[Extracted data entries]
....

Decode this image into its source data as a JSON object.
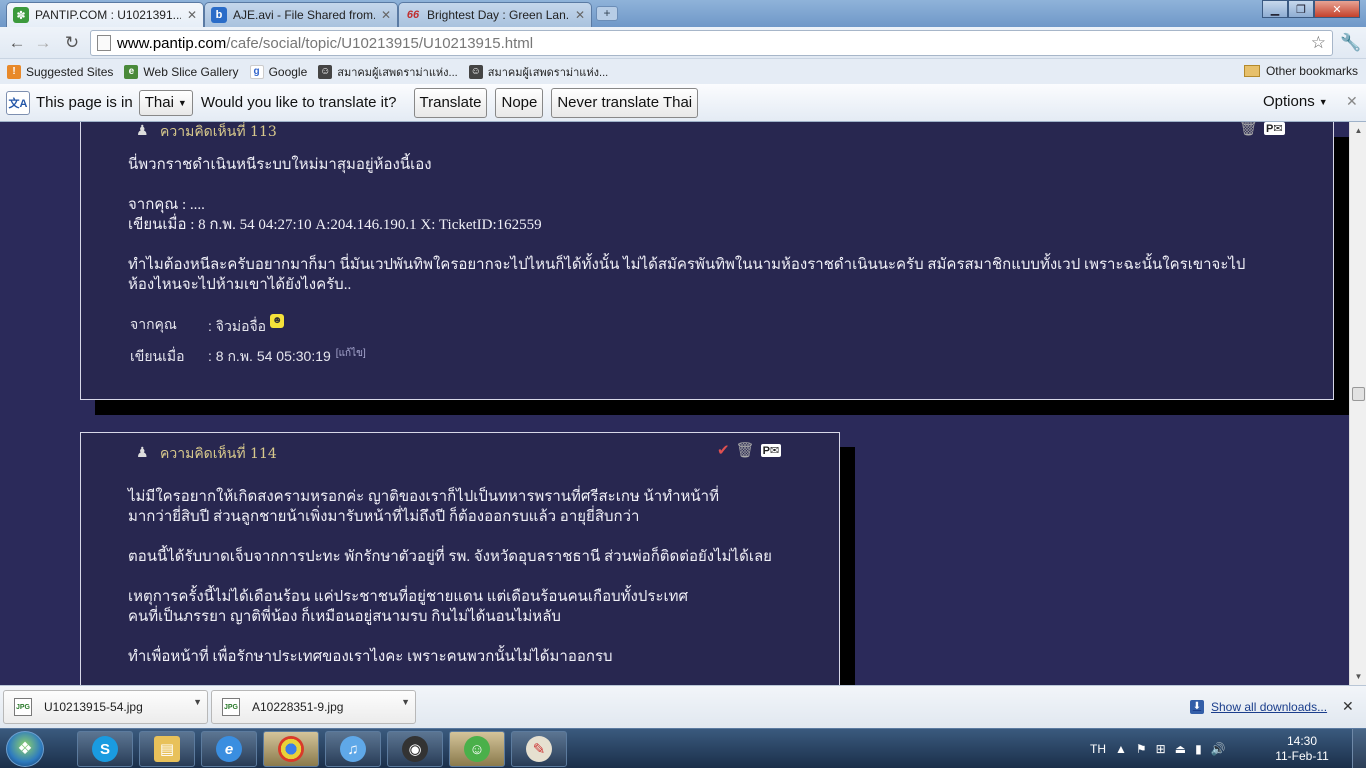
{
  "browser": {
    "tabs": [
      {
        "title": "PANTIP.COM : U1021391...",
        "icon": "cactus-icon",
        "active": true
      },
      {
        "title": "AJE.avi - File Shared from...",
        "icon": "b-letter-icon",
        "active": false
      },
      {
        "title": "Brightest Day : Green Lan...",
        "icon": "66-logo-icon",
        "active": false
      }
    ],
    "url_domain": "www.pantip.com",
    "url_path": "/cafe/social/topic/U10213915/U10213915.html",
    "bookmarks": [
      {
        "label": "Suggested Sites",
        "icon": "suggested-sites-icon"
      },
      {
        "label": "Web Slice Gallery",
        "icon": "web-slice-icon"
      },
      {
        "label": "Google",
        "icon": "google-icon"
      },
      {
        "label": "สมาคมผู้เสพดราม่าแห่ง...",
        "icon": "avatar-icon"
      },
      {
        "label": "สมาคมผู้เสพดราม่าแห่ง...",
        "icon": "avatar-icon"
      }
    ],
    "other_bookmarks": "Other bookmarks"
  },
  "translate_bar": {
    "prefix": "This page is in",
    "language": "Thai",
    "question": "Would you like to translate it?",
    "translate": "Translate",
    "nope": "Nope",
    "never": "Never translate Thai",
    "options": "Options"
  },
  "comments": [
    {
      "header": "ความคิดเห็นที่ 113",
      "quote_lines": "นี่พวกราชดำเนินหนีระบบใหม่มาสุมอยู่ห้องนี้เอง\n\nจากคุณ : ....\nเขียนเมื่อ : 8 ก.พ. 54 04:27:10 A:204.146.190.1 X: TicketID:162559\n\nทำไมต้องหนีละครับอยากมาก็มา  นี่มันเวปพันทิพใครอยากจะไปไหนก็ได้ทั้งนั้น  ไม่ได้สมัครพันทิพในนามห้องราชดำเนินนะครับ  สมัครสมาชิกแบบทั้งเวป เพราะฉะนั้นใครเขาจะไป\nห้องไหนจะไปห้ามเขาได้ยังไงครับ..",
      "author_label": "จากคุณ",
      "author": ": จิวม่อจื่อ",
      "date_label": "เขียนเมื่อ",
      "date": ": 8 ก.พ. 54 05:30:19",
      "edit": "[แก้ไข]"
    },
    {
      "header": "ความคิดเห็นที่ 114",
      "body": "ไม่มีใครอยากให้เกิดสงครามหรอกค่ะ  ญาติของเราก็ไปเป็นทหารพรานที่ศรีสะเกษ น้าทำหน้าที่\nมากว่ายี่สิบปี  ส่วนลูกชายน้าเพิ่งมารับหน้าที่ไม่ถึงปี  ก็ต้องออกรบแล้ว อายุยี่สิบกว่า\n\nตอนนี้ได้รับบาดเจ็บจากการปะทะ  พักรักษาตัวอยู่ที่ รพ. จังหวัดอุบลราชธานี  ส่วนพ่อก็ติดต่อยังไม่ได้เลย\n\nเหตุการครั้งนี้ไม่ได้เดือนร้อน แค่ประชาชนที่อยู่ชายแดน  แต่เดือนร้อนคนเกือบทั้งประเทศ\nคนที่เป็นภรรยา ญาติพี่น้อง  ก็เหมือนอยู่สนามรบ  กินไม่ได้นอนไม่หลับ\n\nทำเพื่อหน้าที่ เพื่อรักษาประเทศของเราไงคะ  เพราะคนพวกนั้นไม่ได้มาออกรบ"
    }
  ],
  "downloads": {
    "items": [
      {
        "filename": "U10213915-54.jpg",
        "icon": "jpeg-file-icon"
      },
      {
        "filename": "A10228351-9.jpg",
        "icon": "jpeg-file-icon"
      }
    ],
    "show_all": "Show all downloads..."
  },
  "taskbar": {
    "apps": [
      {
        "name": "skype",
        "icon": "skype-icon"
      },
      {
        "name": "explorer",
        "icon": "folder-icon"
      },
      {
        "name": "internet-explorer",
        "icon": "ie-icon"
      },
      {
        "name": "chrome",
        "icon": "chrome-icon"
      },
      {
        "name": "itunes",
        "icon": "itunes-icon"
      },
      {
        "name": "camera",
        "icon": "camera-icon"
      },
      {
        "name": "messenger",
        "icon": "messenger-icon"
      },
      {
        "name": "paint",
        "icon": "paint-icon"
      }
    ],
    "language": "TH",
    "time": "14:30",
    "date": "11-Feb-11"
  },
  "colors": {
    "page_bg": "#2b2a5a",
    "comment_bg": "#282750",
    "header_text": "#d8c98c",
    "link": "#1b3e8c"
  }
}
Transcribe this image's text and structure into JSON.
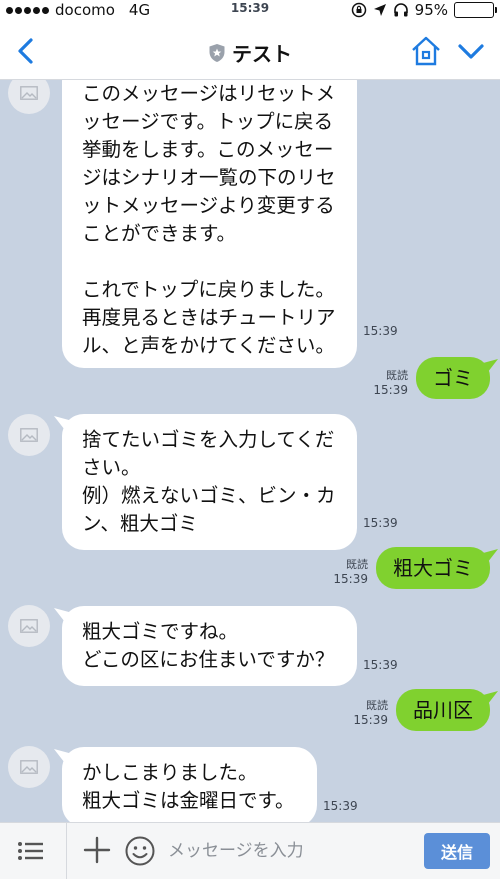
{
  "status_bar": {
    "carrier": "docomo",
    "network": "4G",
    "time": "15:39",
    "battery": "95%"
  },
  "header": {
    "title": "テスト",
    "icons": [
      "back-chevron-icon",
      "shield-star-icon",
      "home-icon",
      "chevron-down-icon"
    ]
  },
  "messages": [
    {
      "from": "bot",
      "text": "このメッセージはリセットメッセージです。トップに戻る挙動をします。このメッセージはシナリオ一覧の下のリセットメッセージより変更することができます。\n\nこれでトップに戻りました。\n再度見るときはチュートリアル、と声をかけてください。",
      "time": "15:39"
    },
    {
      "from": "user",
      "text": "ゴミ",
      "read": "既読",
      "time": "15:39"
    },
    {
      "from": "bot",
      "text": "捨てたいゴミを入力してください。\n例）燃えないゴミ、ビン・カン、粗大ゴミ",
      "time": "15:39"
    },
    {
      "from": "user",
      "text": "粗大ゴミ",
      "read": "既読",
      "time": "15:39"
    },
    {
      "from": "bot",
      "text": "粗大ゴミですね。\nどこの区にお住まいですか？",
      "time": "15:39"
    },
    {
      "from": "user",
      "text": "品川区",
      "read": "既読",
      "time": "15:39"
    },
    {
      "from": "bot",
      "text": "かしこまりました。\n粗大ゴミは金曜日です。",
      "time": "15:39"
    }
  ],
  "input_bar": {
    "placeholder": "メッセージを入力",
    "send_label": "送信"
  },
  "colors": {
    "chat_background": "#c7d2e1",
    "user_bubble": "#80d12f",
    "accent": "#1e7be0",
    "send_button": "#5b8fd8"
  }
}
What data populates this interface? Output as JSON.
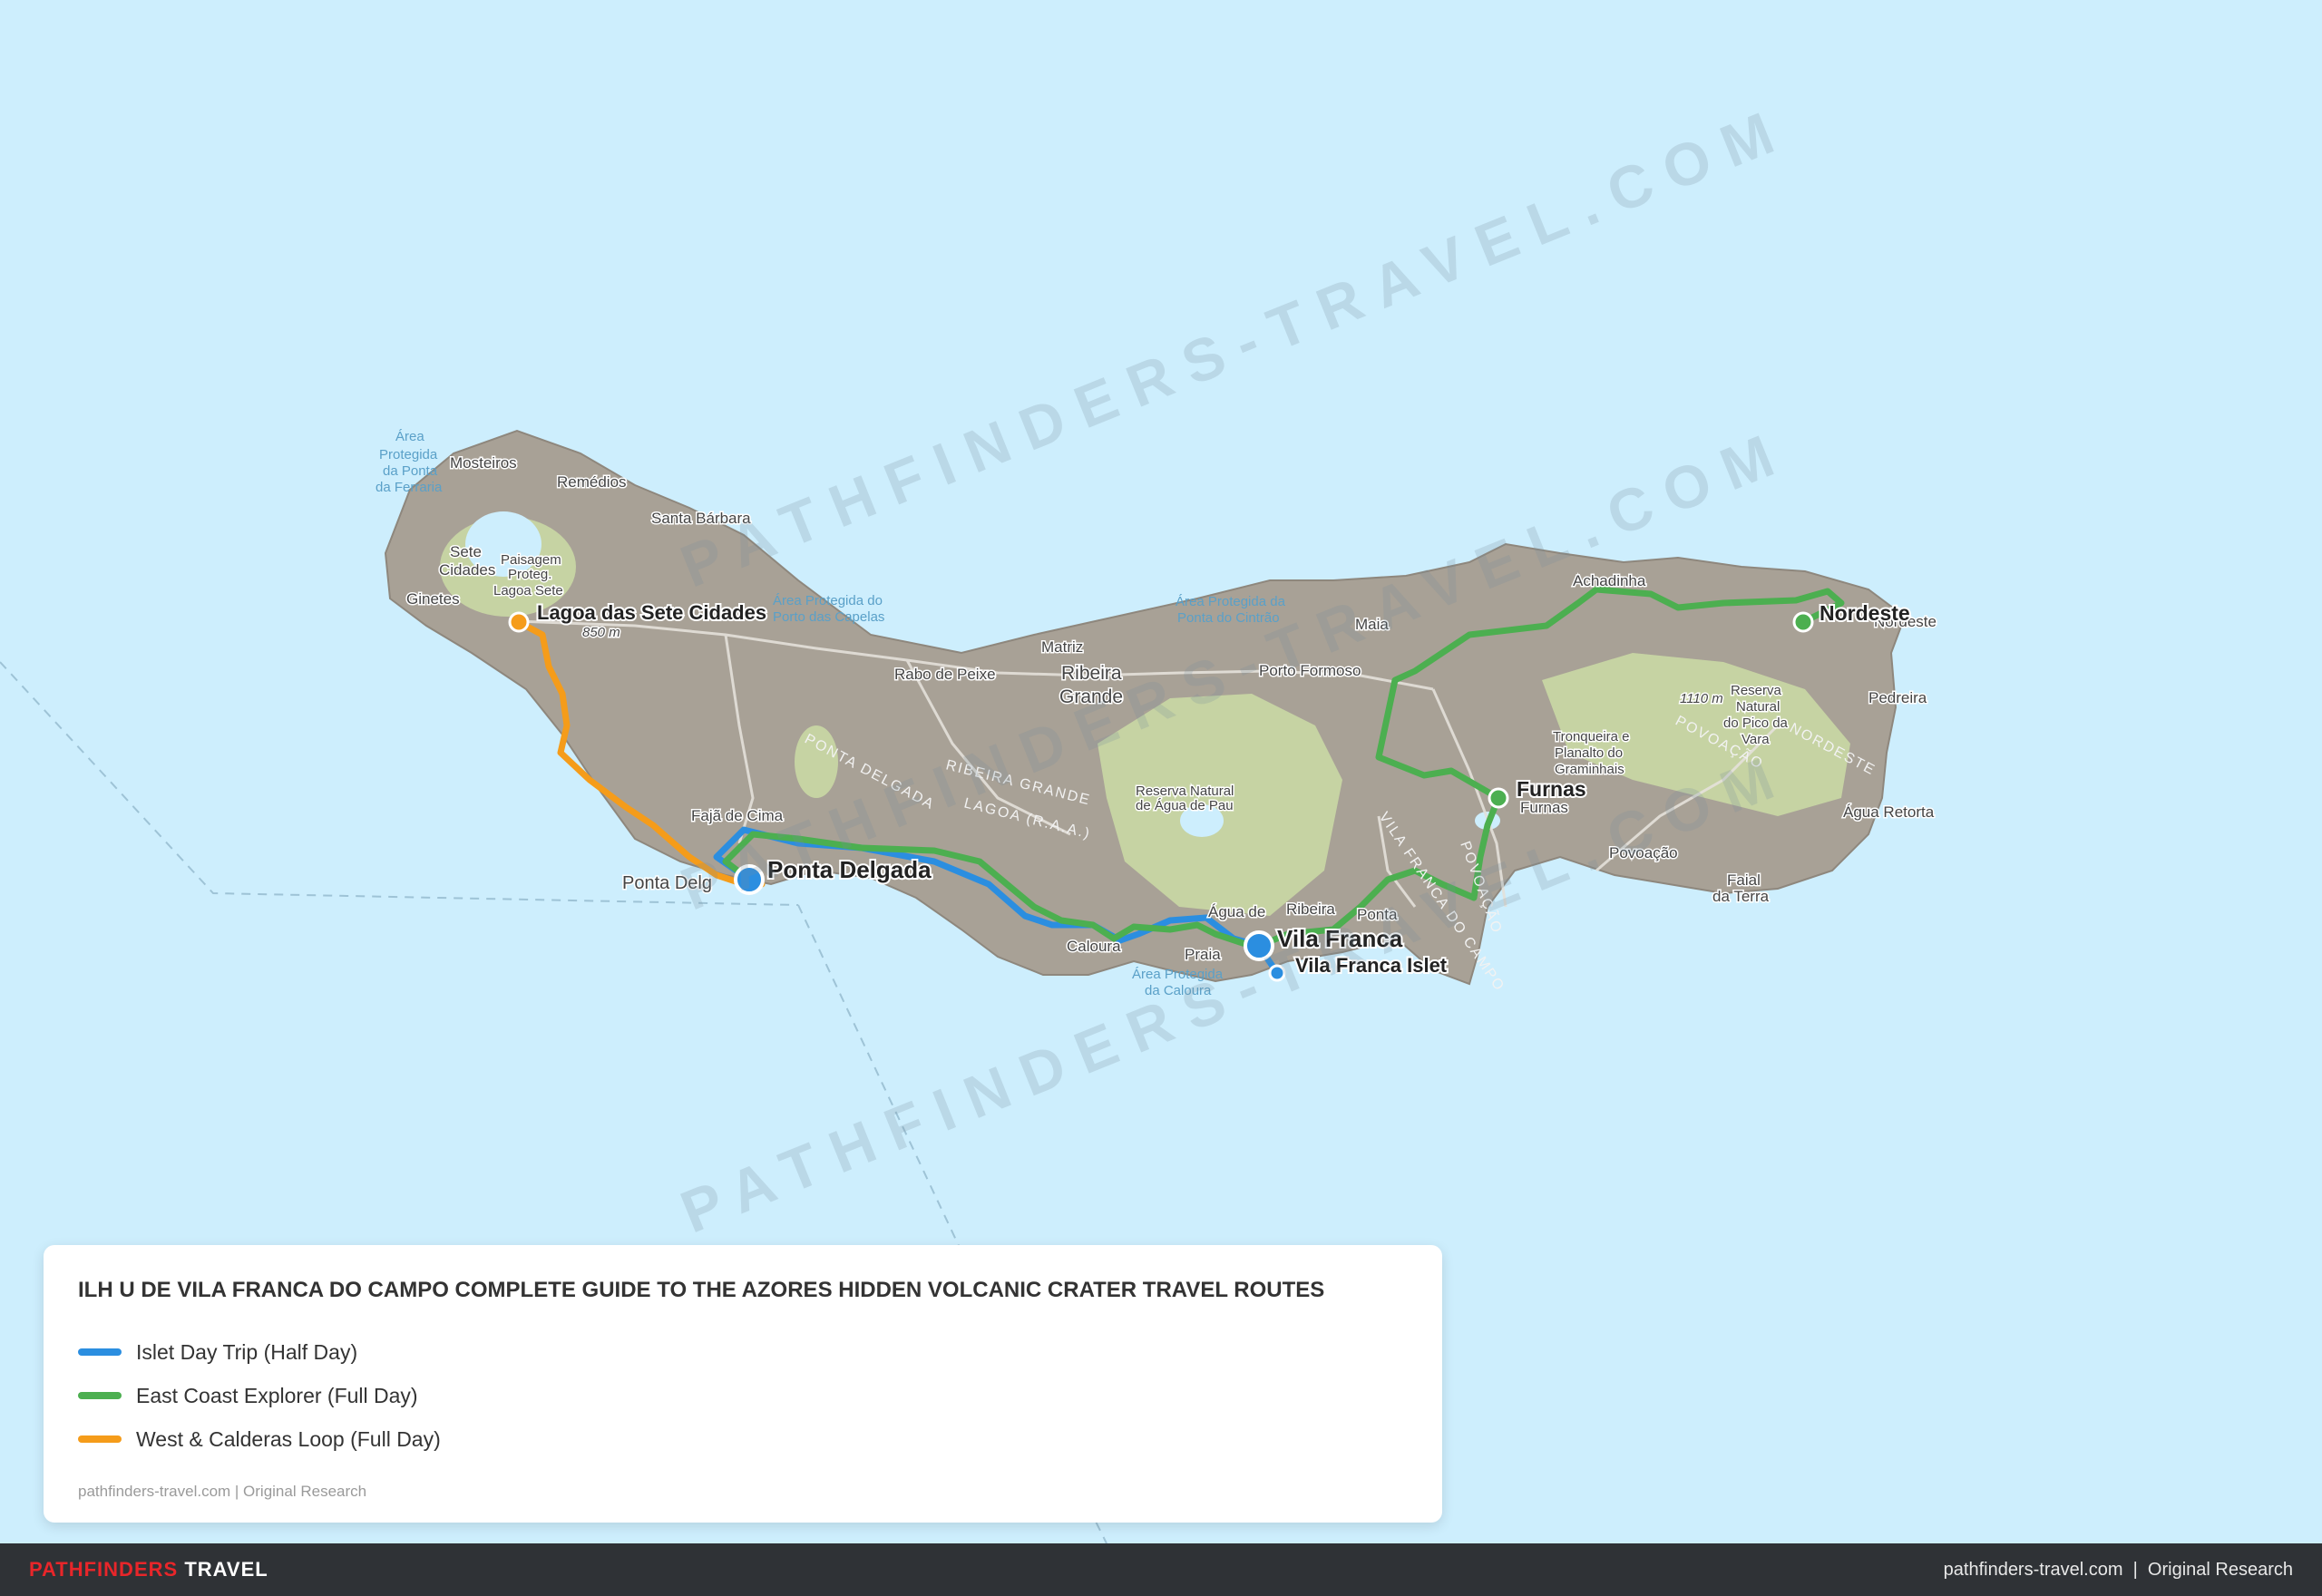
{
  "map": {
    "places": {
      "mosteiros": "Mosteiros",
      "remedios": "Remédios",
      "santa_barbara": "Santa Bárbara",
      "sete": "Sete",
      "cidades": "Cidades",
      "ginetes": "Ginetes",
      "paisagem1": "Paisagem",
      "paisagem2": "Proteg.",
      "paisagem3": "Lagoa Sete",
      "altitude_sete": "850 m",
      "altitude_pico": "1110 m",
      "rabo_de_peixe": "Rabo de Peixe",
      "matriz": "Matriz",
      "ribeira1": "Ribeira",
      "ribeira2": "Grande",
      "maia": "Maia",
      "porto_formoso": "Porto Formoso",
      "achadinha": "Achadinha",
      "nordeste_town": "Nordeste",
      "pedreira": "Pedreira",
      "agua_retorta": "Água Retorta",
      "faial1": "Faial",
      "faial2": "da Terra",
      "povoacao": "Povoação",
      "furnas_town": "Furnas",
      "faja_de_cima": "Fajã de Cima",
      "ponta_delgada_town": "Ponta Delg",
      "caloura": "Caloura",
      "praia": "Praia",
      "agua_de": "Água de",
      "ribeira_ch": "Ribeira",
      "ponta": "Ponta",
      "reserva1": "Reserva Natural",
      "reserva2": "de Água de Pau",
      "tronqueira1": "Tronqueira e",
      "tronqueira2": "Planalto do",
      "tronqueira3": "Graminhais",
      "reserva_pico1": "Reserva",
      "reserva_pico2": "Natural",
      "reserva_pico3": "do Pico da",
      "reserva_pico4": "Vara",
      "area_ferraria1": "Área",
      "area_ferraria2": "Protegida",
      "area_ferraria3": "da Ponta",
      "area_ferraria4": "da Ferraria",
      "area_capelas1": "Área Protegida do",
      "area_capelas2": "Porto das Capelas",
      "area_cintrao1": "Área Protegida da",
      "area_cintrao2": "Ponta do Cintrão",
      "area_caloura1": "Área Protegida",
      "area_caloura2": "da Caloura",
      "road_ponta_delgada": "PONTA DELGADA",
      "road_ribeira_grande": "RIBEIRA GRANDE",
      "road_lagoa": "LAGOA (R.A.A.)",
      "road_vila_franca": "VILA FRANCA DO CAMPO",
      "road_povoacao": "POVOAÇÃO",
      "road_nordeste": "NORDESTE"
    },
    "points": {
      "lagoa_sete_cidades": "Lagoa das Sete Cidades",
      "ponta_delgada": "Ponta Delgada",
      "vila_franca": "Vila Franca",
      "vila_franca_islet": "Vila Franca Islet",
      "furnas": "Furnas",
      "nordeste": "Nordeste"
    },
    "watermark": "PATHFINDERS-TRAVEL.COM"
  },
  "legend": {
    "title": "ILH U DE VILA FRANCA DO CAMPO COMPLETE GUIDE TO THE AZORES HIDDEN VOLCANIC CRATER TRAVEL ROUTES",
    "routes": [
      {
        "label": "Islet Day Trip (Half Day)",
        "color": "#2b8ee0"
      },
      {
        "label": "East Coast Explorer (Full Day)",
        "color": "#4caf50"
      },
      {
        "label": "West & Calderas Loop (Full Day)",
        "color": "#f59c1a"
      }
    ],
    "credit": "pathfinders-travel.com | Original Research"
  },
  "footer": {
    "brand_a": "PATHFINDERS",
    "brand_b": "TRAVEL",
    "right": "pathfinders-travel.com  |  Original Research"
  }
}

....

- _Challenge_
Locate all lines in the listing above with the word "filename" and copy them.

- _Expected answer_
        "filename": "U10213915-54.jpg",
        "filename": "A10228351-9.jpg",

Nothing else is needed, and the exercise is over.